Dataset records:
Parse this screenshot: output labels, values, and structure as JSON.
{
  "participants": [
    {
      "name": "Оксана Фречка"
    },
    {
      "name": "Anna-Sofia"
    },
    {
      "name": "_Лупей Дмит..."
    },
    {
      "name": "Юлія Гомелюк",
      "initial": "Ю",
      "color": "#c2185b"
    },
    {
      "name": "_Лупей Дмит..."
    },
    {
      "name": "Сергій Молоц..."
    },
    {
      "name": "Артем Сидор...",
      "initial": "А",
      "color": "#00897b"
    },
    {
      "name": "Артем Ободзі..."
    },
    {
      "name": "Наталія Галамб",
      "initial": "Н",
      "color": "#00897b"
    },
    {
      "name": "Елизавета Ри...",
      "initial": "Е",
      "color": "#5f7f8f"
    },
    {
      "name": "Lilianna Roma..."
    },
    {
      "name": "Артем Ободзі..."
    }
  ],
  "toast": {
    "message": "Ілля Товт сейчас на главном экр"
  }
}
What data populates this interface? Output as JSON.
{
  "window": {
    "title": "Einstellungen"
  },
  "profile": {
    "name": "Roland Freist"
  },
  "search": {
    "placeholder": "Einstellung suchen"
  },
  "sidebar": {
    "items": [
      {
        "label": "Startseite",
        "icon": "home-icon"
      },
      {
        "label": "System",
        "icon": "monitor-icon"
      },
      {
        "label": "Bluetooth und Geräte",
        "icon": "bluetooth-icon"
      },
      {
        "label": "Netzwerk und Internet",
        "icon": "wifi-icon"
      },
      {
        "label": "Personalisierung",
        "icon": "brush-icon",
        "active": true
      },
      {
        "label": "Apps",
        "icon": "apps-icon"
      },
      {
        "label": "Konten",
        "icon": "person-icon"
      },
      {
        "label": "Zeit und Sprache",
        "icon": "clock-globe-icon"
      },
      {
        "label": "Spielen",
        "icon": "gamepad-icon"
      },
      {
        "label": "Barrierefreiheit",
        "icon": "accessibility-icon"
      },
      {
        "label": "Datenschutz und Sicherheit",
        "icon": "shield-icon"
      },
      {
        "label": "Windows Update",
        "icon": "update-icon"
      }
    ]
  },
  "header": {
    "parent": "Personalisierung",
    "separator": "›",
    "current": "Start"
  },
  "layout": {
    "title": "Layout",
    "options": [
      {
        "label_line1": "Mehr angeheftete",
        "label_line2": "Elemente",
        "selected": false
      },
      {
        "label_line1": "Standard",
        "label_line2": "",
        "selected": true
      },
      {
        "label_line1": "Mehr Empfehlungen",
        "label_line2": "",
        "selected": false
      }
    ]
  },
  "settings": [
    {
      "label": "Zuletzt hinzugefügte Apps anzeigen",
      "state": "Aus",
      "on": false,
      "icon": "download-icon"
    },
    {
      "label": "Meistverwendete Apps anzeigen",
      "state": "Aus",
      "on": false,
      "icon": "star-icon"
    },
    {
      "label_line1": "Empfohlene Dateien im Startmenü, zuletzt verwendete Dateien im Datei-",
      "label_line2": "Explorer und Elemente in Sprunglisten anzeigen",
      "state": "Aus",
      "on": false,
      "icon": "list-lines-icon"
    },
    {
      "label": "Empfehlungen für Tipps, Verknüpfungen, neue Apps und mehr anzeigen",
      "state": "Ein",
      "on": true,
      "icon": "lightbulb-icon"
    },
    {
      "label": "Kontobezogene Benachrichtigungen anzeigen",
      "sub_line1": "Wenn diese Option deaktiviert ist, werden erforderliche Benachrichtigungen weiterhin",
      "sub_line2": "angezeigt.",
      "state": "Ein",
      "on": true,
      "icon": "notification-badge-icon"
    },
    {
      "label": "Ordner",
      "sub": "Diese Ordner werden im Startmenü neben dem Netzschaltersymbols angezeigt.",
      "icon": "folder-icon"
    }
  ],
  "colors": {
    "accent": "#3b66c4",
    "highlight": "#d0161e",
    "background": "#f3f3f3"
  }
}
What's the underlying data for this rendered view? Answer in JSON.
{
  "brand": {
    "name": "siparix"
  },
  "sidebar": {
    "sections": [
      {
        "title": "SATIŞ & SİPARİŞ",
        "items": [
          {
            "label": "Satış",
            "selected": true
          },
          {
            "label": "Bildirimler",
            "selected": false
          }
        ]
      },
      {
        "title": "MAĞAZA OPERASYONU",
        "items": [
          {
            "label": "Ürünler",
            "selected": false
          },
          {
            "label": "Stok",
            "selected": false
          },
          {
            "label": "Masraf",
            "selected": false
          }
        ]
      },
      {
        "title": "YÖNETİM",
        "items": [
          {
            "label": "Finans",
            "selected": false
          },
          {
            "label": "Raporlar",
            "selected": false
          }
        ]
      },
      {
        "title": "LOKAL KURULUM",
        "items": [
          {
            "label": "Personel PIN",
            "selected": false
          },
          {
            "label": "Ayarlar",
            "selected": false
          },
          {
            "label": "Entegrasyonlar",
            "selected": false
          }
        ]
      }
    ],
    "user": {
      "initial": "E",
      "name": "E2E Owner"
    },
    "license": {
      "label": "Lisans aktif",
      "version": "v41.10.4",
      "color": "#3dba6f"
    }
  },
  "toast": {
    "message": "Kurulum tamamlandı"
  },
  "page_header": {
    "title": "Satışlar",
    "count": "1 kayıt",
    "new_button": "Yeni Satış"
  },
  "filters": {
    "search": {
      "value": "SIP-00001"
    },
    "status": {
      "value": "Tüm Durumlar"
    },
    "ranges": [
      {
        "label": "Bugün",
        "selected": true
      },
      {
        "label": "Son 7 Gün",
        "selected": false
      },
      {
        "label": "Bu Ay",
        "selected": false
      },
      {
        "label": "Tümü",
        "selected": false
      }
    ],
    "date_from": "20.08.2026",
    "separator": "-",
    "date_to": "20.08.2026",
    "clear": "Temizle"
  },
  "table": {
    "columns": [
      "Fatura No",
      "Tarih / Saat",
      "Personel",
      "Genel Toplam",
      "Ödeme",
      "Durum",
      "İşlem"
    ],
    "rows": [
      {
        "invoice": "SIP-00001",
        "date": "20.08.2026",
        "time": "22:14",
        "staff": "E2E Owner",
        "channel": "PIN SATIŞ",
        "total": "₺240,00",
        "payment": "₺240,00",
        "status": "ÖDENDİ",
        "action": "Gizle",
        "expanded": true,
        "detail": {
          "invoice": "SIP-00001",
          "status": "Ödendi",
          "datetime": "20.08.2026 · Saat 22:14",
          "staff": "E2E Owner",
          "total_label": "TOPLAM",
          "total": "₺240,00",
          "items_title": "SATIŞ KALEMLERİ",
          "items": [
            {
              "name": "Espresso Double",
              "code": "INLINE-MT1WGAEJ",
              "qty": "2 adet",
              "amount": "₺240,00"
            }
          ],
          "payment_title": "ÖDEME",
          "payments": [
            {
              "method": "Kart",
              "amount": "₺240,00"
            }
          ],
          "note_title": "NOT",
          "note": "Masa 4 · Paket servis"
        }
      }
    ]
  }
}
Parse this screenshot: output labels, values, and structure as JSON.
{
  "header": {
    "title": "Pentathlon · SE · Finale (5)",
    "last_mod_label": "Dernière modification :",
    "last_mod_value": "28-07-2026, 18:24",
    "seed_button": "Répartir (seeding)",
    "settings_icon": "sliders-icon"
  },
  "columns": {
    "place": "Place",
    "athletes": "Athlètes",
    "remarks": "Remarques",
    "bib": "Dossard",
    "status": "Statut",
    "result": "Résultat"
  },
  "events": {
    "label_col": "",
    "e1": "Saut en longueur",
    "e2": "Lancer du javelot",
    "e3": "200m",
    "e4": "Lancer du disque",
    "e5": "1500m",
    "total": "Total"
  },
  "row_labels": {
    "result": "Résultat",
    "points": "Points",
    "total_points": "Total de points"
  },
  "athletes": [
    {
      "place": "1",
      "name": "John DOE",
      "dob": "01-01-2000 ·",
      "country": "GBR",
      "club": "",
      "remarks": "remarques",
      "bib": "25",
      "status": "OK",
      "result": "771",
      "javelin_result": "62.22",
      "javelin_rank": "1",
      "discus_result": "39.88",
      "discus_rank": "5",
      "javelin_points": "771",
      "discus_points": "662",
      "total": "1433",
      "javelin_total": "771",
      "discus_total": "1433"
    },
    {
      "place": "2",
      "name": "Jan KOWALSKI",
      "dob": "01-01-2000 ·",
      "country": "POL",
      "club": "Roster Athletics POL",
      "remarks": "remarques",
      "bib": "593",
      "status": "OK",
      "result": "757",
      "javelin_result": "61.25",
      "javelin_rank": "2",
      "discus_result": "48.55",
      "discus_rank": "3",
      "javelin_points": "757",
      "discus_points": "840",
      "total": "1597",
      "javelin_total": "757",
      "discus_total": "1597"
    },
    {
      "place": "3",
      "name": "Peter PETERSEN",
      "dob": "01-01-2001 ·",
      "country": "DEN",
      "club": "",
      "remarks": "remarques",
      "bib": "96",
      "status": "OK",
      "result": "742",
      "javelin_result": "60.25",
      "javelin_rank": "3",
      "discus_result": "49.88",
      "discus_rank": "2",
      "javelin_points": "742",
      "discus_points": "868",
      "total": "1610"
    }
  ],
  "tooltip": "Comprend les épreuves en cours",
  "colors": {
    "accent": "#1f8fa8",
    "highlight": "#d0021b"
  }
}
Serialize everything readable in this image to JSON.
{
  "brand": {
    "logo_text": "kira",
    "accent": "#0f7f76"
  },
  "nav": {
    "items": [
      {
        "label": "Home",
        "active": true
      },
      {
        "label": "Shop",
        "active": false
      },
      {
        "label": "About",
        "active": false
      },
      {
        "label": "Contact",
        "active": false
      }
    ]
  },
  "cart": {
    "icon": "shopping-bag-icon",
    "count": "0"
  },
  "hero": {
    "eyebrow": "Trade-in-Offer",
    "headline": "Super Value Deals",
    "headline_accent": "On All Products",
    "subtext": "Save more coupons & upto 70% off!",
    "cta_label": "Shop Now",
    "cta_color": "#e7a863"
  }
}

• THE TASK: Go over the data above and copy every line that has the word "JSON" in it.

• TASK SOLUTION:
Parse this screenshot: output labels, values, and structure as JSON.
What data populates this interface? Output as JSON.
What's the underlying data for this rendered view? Answer in JSON.
Parse this screenshot: output labels, values, and structure as JSON.
Serialize everything readable in this image to JSON.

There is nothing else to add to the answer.